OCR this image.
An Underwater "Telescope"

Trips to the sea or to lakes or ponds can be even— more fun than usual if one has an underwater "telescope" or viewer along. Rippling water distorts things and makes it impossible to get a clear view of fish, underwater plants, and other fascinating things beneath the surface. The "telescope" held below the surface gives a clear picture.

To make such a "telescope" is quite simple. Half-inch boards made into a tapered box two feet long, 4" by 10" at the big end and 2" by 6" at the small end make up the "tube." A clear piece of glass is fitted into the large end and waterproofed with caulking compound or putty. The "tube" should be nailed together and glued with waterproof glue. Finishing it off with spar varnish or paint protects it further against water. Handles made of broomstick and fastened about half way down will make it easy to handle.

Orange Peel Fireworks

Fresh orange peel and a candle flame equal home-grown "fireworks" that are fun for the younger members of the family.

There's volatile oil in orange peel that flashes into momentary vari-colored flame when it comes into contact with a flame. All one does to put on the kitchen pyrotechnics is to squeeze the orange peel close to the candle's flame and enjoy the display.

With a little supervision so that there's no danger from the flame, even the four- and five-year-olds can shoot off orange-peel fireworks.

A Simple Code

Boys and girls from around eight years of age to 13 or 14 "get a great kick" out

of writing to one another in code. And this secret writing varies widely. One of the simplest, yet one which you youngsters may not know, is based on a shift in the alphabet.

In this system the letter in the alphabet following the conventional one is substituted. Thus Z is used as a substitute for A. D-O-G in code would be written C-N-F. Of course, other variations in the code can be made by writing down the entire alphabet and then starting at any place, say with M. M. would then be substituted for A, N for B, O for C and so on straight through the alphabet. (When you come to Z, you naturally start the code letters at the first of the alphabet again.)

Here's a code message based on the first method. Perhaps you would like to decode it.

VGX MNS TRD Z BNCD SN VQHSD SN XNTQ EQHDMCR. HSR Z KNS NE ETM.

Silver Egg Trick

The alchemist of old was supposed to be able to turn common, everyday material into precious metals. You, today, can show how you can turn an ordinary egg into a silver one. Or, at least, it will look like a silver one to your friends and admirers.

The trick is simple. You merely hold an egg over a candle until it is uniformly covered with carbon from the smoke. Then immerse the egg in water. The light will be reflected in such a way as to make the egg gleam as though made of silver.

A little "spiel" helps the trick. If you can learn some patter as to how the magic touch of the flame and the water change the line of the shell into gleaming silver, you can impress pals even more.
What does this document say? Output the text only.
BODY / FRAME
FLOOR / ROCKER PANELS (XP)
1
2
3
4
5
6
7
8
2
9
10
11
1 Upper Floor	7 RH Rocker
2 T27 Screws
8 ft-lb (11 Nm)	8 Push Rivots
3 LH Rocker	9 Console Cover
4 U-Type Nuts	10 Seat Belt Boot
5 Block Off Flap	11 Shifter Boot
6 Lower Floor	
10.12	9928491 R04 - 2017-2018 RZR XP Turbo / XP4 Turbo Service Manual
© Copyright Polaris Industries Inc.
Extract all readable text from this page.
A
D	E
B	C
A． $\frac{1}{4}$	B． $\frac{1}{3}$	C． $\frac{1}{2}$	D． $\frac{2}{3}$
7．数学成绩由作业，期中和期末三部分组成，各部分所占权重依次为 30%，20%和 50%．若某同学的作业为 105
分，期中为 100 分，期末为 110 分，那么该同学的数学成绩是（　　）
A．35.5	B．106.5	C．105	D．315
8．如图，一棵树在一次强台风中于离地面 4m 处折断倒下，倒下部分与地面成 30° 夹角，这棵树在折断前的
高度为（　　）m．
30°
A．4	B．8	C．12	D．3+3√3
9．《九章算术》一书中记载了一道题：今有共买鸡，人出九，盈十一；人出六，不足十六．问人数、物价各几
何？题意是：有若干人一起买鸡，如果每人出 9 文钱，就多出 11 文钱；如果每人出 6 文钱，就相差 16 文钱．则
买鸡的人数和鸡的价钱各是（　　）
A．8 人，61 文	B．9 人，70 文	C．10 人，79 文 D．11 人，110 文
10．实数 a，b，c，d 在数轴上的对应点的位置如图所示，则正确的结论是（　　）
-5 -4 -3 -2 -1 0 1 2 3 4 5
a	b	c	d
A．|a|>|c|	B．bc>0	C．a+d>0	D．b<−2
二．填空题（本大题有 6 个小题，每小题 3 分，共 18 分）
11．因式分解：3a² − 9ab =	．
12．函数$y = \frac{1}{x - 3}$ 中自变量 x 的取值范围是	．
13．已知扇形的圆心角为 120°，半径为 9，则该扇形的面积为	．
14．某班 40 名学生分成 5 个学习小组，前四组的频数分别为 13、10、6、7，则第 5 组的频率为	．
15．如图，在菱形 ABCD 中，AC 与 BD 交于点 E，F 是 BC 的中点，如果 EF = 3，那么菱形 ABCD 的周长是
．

------------------------------------------------------------------------

## Exercise task
Retype all the records, matching them exactly.

## Output for this task
OCR this image.
An Underwater "Telescope"

Trips to the sea or to lakes or ponds can be even— more fun than usual if one has an underwater "telescope" or viewer along. Rippling water distorts things and makes it impossible to get a clear view of fish, underwater plants, and other fascinating things beneath the surface. The "telescope" held below the surface gives a clear picture.

To make such a "telescope" is quite simple. Half-inch boards made into a tapered box two feet long, 4" by 10" at the big end and 2" by 6" at the small end make up the "tube." A clear piece of glass is fitted into the large end and waterproofed with caulking compound or putty. The "tube" should be nailed together and glued with waterproof glue. Finishing it off with spar varnish or paint protects it further against water. Handles made of broomstick and fastened about half way down will make it easy to handle.

Orange Peel Fireworks

Fresh orange peel and a candle flame equal home-grown "fireworks" that are fun for the younger members of the family.

There's volatile oil in orange peel that flashes into momentary vari-colored flame when it comes into contact with a flame. All one does to put on the kitchen pyrotechnics is to squeeze the orange peel close to the candle's flame and enjoy the display.

With a little supervision so that there's no danger from the flame, even the four- and five-year-olds can shoot off orange-peel fireworks.

A Simple Code

Boys and girls from around eight years of age to 13 or 14 "get a great kick" out

of writing to one another in code. And this secret writing varies widely. One of the simplest, yet one which you youngsters may not know, is based on a shift in the alphabet.

In this system the letter in the alphabet following the conventional one is substituted. Thus Z is used as a substitute for A. D-O-G in code would be written C-N-F. Of course, other variations in the code can be made by writing down the entire alphabet and then starting at any place, say with M. M. would then be substituted for A, N for B, O for C and so on straight through the alphabet. (When you come to Z, you naturally start the code letters at the first of the alphabet again.)

Here's a code message based on the first method. Perhaps you would like to decode it.

VGX MNS TRD Z BNCD SN VQHSD SN XNTQ EQHDMCR. HSR Z KNS NE ETM.

Silver Egg Trick

The alchemist of old was supposed to be able to turn common, everyday material into precious metals. You, today, can show how you can turn an ordinary egg into a silver one. Or, at least, it will look like a silver one to your friends and admirers.

The trick is simple. You merely hold an egg over a candle until it is uniformly covered with carbon from the smoke. Then immerse the egg in water. The light will be reflected in such a way as to make the egg gleam as though made of silver.

A little "spiel" helps the trick. If you can learn some patter as to how the magic touch of the flame and the water change the line of the shell into gleaming silver, you can impress pals even more.
What does this document say? Output the text only.
BODY / FRAME
FLOOR / ROCKER PANELS (XP)
1
2
3
4
5
6
7
8
2
9
10
11
1 Upper Floor	7 RH Rocker
2 T27 Screws
8 ft-lb (11 Nm)	8 Push Rivots
3 LH Rocker	9 Console Cover
4 U-Type Nuts	10 Seat Belt Boot
5 Block Off Flap	11 Shifter Boot
6 Lower Floor	
10.12	9928491 R04 - 2017-2018 RZR XP Turbo / XP4 Turbo Service Manual
© Copyright Polaris Industries Inc.
Extract all readable text from this page.
A
D	E
B	C
A． $\frac{1}{4}$	B． $\frac{1}{3}$	C． $\frac{1}{2}$	D． $\frac{2}{3}$
7．数学成绩由作业，期中和期末三部分组成，各部分所占权重依次为 30%，20%和 50%．若某同学的作业为 105
分，期中为 100 分，期末为 110 分，那么该同学的数学成绩是（　　）
A．35.5	B．106.5	C．105	D．315
8．如图，一棵树在一次强台风中于离地面 4m 处折断倒下，倒下部分与地面成 30° 夹角，这棵树在折断前的
高度为（　　）m．
30°
A．4	B．8	C．12	D．3+3√3
9．《九章算术》一书中记载了一道题：今有共买鸡，人出九，盈十一；人出六，不足十六．问人数、物价各几
何？题意是：有若干人一起买鸡，如果每人出 9 文钱，就多出 11 文钱；如果每人出 6 文钱，就相差 16 文钱．则
买鸡的人数和鸡的价钱各是（　　）
A．8 人，61 文	B．9 人，70 文	C．10 人，79 文 D．11 人，110 文
10．实数 a，b，c，d 在数轴上的对应点的位置如图所示，则正确的结论是（　　）
-5 -4 -3 -2 -1 0 1 2 3 4 5
a	b	c	d
A．|a|>|c|	B．bc>0	C．a+d>0	D．b<−2
二．填空题（本大题有 6 个小题，每小题 3 分，共 18 分）
11．因式分解：3a² − 9ab =	．
12．函数$y = \frac{1}{x - 3}$ 中自变量 x 的取值范围是	．
13．已知扇形的圆心角为 120°，半径为 9，则该扇形的面积为	．
14．某班 40 名学生分成 5 个学习小组，前四组的频数分别为 13、10、6、7，则第 5 组的频率为	．
15．如图，在菱形 ABCD 中，AC 与 BD 交于点 E，F 是 BC 的中点，如果 EF = 3，那么菱形 ABCD 的周长是
．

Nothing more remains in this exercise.